How many lines in this material include the string "true"? Answer with the number and nothing further.

--- START OF Information supplied ---

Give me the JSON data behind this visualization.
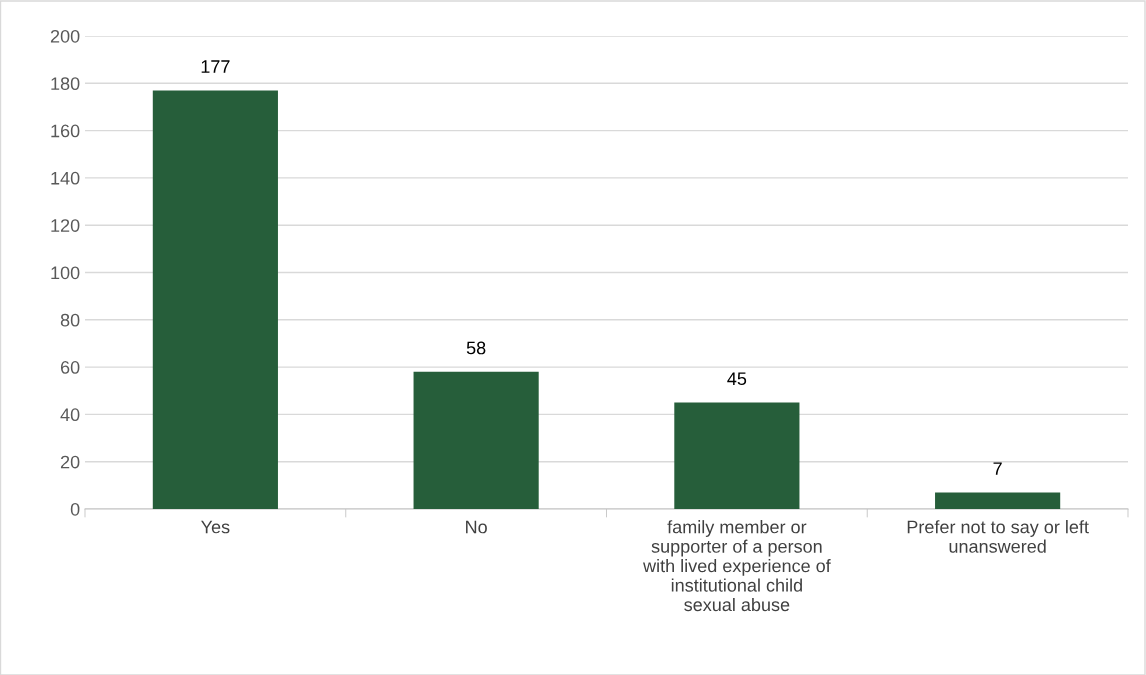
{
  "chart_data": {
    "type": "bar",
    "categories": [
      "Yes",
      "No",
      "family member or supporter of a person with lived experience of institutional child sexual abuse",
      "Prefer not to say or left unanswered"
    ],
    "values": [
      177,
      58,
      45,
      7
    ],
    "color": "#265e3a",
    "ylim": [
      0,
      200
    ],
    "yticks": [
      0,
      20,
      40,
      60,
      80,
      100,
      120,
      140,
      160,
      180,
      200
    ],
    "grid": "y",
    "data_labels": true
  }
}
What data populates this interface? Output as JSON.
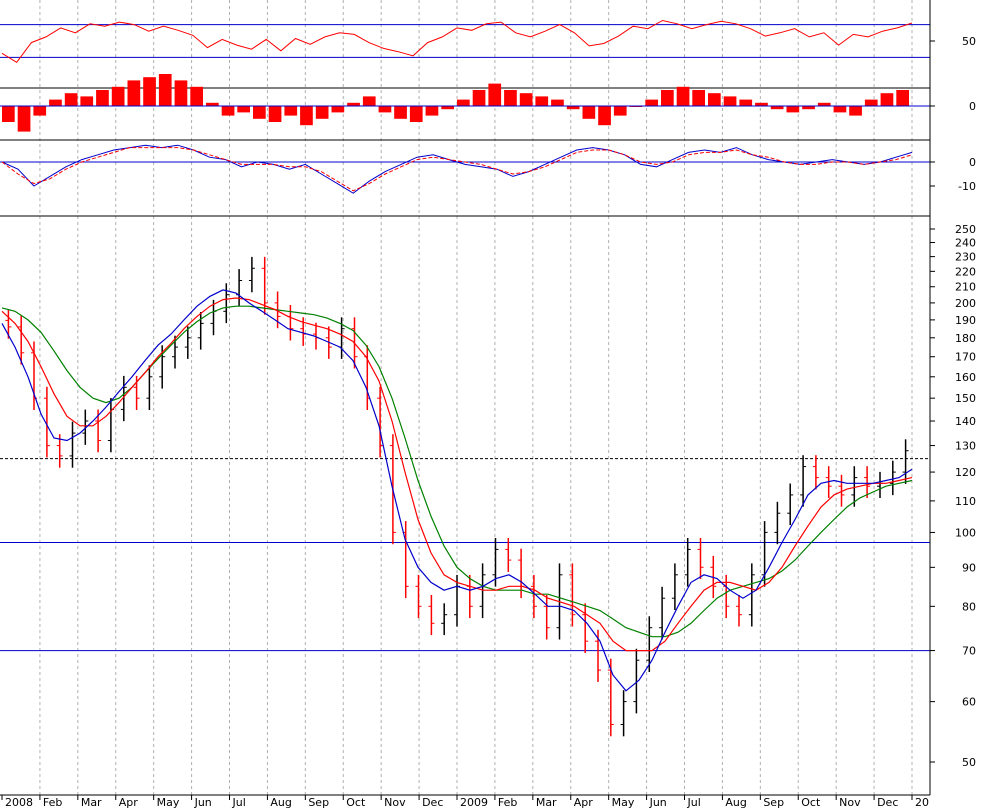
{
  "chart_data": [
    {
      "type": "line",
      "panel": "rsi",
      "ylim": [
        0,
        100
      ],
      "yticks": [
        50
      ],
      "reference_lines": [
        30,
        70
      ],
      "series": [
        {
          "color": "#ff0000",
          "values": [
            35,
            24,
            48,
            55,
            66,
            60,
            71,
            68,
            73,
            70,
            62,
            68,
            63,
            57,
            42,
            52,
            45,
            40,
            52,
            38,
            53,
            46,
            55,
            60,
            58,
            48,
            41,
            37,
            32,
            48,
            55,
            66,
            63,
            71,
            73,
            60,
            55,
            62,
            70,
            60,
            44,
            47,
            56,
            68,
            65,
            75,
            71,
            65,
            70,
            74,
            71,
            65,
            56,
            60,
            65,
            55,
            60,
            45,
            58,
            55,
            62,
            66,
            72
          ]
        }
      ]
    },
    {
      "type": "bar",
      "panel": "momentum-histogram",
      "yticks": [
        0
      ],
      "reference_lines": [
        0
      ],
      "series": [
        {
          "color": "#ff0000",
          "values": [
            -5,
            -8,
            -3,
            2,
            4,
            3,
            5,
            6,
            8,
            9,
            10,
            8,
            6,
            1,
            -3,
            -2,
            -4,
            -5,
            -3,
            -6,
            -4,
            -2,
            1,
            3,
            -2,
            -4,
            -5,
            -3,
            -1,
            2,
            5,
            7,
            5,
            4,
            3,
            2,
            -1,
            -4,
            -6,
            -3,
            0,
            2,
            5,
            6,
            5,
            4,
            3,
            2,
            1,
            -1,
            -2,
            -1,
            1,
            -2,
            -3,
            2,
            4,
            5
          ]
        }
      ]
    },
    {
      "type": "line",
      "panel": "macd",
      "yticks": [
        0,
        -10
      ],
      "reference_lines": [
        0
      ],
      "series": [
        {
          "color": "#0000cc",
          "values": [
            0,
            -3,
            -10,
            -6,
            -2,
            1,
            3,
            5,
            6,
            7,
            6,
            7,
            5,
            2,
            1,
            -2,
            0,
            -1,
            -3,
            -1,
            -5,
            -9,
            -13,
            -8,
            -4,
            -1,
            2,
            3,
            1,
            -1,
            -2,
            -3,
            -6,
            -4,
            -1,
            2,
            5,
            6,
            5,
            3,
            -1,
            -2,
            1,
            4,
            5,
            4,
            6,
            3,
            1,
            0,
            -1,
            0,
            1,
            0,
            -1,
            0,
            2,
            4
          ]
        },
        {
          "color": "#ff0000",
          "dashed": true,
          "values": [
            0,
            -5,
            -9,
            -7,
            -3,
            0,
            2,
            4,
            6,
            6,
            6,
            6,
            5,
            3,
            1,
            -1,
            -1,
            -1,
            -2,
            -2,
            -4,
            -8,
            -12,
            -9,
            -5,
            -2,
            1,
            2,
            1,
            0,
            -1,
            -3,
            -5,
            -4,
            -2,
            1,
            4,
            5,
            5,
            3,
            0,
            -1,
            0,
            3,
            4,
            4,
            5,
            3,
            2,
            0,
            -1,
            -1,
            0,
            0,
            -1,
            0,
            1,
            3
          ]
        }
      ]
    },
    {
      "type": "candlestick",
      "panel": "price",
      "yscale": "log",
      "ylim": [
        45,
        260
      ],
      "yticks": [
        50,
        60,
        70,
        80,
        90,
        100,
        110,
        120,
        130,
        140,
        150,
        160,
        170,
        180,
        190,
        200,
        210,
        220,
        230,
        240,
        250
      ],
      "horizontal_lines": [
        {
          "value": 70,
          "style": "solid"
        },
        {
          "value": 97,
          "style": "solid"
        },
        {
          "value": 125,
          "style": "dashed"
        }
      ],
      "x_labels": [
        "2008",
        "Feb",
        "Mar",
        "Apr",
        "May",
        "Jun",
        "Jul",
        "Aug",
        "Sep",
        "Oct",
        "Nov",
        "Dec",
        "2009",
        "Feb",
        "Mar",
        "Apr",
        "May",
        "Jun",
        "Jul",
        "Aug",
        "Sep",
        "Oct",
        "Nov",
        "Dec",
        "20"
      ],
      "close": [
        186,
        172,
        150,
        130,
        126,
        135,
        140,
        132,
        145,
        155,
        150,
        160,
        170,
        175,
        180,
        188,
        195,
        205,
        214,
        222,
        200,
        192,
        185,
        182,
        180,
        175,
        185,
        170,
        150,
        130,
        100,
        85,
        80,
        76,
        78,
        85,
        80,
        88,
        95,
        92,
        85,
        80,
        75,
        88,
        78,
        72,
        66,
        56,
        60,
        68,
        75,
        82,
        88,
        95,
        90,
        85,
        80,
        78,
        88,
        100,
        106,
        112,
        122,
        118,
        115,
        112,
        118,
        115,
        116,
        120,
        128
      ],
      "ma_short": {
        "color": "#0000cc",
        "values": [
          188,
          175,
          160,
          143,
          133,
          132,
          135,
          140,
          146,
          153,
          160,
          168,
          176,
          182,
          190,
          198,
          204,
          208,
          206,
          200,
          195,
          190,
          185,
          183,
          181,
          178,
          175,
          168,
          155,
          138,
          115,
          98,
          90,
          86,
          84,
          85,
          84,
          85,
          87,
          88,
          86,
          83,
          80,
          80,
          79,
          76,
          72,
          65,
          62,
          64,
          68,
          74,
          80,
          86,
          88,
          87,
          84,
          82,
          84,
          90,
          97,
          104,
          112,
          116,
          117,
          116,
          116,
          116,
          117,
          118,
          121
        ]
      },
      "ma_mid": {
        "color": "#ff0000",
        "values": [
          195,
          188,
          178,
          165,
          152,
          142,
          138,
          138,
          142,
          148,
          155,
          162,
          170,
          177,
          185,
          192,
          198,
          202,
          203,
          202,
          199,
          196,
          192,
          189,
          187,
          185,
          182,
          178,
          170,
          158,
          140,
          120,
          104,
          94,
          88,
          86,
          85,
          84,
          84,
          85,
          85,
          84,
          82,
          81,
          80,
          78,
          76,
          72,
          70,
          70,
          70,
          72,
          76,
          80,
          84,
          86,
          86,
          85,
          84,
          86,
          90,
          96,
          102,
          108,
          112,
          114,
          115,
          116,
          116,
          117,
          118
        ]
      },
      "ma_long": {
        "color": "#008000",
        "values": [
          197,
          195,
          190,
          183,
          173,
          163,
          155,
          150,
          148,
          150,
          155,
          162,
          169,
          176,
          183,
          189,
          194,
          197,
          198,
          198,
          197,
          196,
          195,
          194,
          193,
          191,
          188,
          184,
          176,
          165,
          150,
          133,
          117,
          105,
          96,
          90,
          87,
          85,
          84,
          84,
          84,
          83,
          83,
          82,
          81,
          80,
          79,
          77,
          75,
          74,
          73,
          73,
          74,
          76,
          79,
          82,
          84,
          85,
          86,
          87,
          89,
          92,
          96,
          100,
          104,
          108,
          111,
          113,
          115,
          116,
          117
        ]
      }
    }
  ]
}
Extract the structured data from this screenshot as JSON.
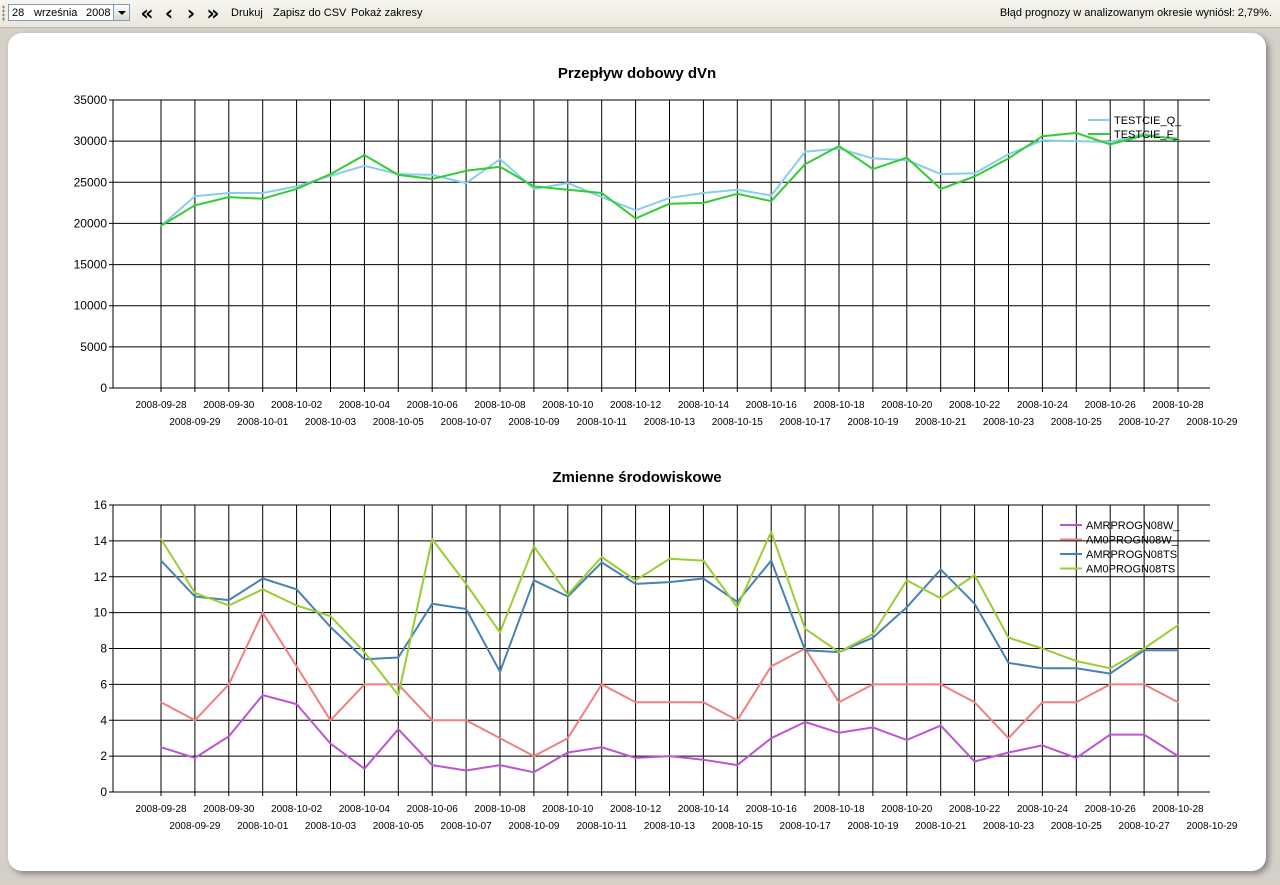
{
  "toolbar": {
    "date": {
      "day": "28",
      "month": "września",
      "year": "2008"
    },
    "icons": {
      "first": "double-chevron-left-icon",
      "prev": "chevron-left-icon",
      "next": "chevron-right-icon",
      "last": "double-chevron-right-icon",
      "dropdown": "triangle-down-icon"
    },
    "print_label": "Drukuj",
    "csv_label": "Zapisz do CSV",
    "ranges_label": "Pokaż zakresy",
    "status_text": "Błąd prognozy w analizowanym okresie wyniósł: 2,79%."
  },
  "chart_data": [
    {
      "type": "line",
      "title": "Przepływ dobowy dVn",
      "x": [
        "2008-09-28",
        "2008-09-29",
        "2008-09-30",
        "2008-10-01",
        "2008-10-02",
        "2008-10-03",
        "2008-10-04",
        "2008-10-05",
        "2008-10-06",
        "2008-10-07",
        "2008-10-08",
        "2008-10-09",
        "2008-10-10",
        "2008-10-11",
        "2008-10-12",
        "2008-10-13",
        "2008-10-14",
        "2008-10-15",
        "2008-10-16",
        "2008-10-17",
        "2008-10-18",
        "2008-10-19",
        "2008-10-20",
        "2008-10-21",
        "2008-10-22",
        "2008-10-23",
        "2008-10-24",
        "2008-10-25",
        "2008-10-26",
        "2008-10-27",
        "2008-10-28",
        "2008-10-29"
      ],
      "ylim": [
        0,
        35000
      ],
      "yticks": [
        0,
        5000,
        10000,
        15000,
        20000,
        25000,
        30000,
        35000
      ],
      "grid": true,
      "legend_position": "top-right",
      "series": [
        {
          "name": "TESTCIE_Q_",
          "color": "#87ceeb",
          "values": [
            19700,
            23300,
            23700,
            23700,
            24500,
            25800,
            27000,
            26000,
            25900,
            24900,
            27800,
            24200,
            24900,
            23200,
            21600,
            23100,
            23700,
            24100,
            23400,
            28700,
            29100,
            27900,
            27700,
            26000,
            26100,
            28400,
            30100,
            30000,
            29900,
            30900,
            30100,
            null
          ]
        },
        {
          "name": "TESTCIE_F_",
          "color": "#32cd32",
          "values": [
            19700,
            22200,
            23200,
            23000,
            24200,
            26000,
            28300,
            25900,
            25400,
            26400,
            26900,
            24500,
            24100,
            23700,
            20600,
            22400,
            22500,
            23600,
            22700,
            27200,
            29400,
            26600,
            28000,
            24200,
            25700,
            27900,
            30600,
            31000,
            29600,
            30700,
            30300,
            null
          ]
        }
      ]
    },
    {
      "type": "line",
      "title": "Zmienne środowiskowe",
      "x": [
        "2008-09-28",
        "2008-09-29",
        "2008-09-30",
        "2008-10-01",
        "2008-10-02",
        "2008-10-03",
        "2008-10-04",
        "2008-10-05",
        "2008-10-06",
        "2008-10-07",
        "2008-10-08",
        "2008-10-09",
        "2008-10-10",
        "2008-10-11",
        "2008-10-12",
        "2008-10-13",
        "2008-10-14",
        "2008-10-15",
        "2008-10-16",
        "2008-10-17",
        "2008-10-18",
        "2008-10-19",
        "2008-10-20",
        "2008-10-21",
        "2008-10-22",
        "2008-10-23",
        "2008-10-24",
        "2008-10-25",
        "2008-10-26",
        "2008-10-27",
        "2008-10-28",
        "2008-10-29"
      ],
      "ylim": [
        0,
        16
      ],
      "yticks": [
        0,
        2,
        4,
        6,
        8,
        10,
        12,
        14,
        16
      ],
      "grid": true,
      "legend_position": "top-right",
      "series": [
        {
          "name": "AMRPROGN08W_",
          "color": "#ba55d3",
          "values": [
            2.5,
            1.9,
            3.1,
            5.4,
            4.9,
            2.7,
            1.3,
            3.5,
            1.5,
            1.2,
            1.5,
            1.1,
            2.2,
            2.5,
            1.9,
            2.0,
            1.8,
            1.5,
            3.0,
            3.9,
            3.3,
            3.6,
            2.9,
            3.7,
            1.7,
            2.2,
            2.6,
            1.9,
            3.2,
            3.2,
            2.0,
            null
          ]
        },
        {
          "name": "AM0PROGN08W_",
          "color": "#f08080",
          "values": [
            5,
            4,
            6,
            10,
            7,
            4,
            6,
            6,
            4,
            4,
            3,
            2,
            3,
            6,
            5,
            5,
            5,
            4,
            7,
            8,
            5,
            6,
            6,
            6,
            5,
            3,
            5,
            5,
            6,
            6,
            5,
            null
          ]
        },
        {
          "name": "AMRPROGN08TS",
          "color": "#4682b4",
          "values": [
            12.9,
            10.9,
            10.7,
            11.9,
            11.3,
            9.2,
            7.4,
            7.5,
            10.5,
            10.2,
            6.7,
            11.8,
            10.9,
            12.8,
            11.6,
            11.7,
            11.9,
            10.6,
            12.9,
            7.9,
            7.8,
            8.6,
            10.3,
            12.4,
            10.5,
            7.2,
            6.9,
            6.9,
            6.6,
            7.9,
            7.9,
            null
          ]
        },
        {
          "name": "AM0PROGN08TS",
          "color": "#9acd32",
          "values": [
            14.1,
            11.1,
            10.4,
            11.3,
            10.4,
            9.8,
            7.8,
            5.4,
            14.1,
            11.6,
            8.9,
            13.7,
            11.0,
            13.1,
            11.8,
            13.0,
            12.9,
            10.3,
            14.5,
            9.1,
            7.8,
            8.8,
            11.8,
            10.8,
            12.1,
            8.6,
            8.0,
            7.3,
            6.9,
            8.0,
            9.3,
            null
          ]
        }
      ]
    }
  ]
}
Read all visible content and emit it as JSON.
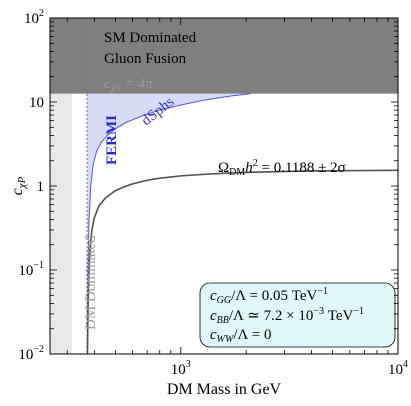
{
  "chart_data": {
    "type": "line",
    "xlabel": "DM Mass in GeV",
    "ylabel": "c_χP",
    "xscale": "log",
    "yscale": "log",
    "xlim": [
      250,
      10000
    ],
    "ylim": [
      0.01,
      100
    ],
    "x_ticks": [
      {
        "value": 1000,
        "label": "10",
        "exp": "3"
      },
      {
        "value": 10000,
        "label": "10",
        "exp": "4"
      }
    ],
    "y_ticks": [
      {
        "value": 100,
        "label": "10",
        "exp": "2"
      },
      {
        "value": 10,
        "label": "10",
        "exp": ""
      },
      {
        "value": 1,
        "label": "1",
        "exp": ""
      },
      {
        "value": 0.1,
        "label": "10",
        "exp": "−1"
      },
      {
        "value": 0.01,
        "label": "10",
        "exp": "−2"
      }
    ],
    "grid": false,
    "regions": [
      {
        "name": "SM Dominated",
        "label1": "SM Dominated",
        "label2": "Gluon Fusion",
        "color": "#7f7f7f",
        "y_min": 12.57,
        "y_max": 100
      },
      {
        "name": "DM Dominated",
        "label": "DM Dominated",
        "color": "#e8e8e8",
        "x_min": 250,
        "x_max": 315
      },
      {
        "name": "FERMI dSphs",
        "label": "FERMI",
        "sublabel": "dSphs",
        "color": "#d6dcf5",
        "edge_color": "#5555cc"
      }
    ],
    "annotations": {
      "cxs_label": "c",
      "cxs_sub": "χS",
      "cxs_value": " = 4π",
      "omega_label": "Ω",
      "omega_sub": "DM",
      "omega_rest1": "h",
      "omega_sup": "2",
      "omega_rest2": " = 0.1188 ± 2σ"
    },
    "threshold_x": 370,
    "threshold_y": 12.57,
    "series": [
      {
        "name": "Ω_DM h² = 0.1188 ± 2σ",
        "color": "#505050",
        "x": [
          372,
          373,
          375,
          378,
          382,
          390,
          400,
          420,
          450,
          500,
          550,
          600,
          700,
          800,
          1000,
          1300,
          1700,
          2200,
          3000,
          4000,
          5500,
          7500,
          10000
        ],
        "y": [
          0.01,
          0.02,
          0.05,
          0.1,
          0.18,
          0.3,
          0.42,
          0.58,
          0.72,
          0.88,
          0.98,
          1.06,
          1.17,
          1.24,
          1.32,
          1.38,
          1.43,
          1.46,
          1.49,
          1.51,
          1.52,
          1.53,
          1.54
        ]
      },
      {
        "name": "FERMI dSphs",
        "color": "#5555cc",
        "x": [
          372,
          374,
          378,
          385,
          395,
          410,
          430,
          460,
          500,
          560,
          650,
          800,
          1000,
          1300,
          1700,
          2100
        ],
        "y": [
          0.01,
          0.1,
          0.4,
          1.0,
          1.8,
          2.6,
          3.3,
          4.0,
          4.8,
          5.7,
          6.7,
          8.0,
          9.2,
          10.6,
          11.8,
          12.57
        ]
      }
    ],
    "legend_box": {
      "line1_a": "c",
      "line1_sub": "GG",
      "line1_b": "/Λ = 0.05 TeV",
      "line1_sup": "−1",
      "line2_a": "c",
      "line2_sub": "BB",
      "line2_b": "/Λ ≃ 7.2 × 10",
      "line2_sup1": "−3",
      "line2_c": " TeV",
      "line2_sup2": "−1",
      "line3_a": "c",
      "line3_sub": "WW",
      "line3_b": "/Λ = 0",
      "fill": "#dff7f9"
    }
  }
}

--- END OF Information supplied ---

Exercise output: 4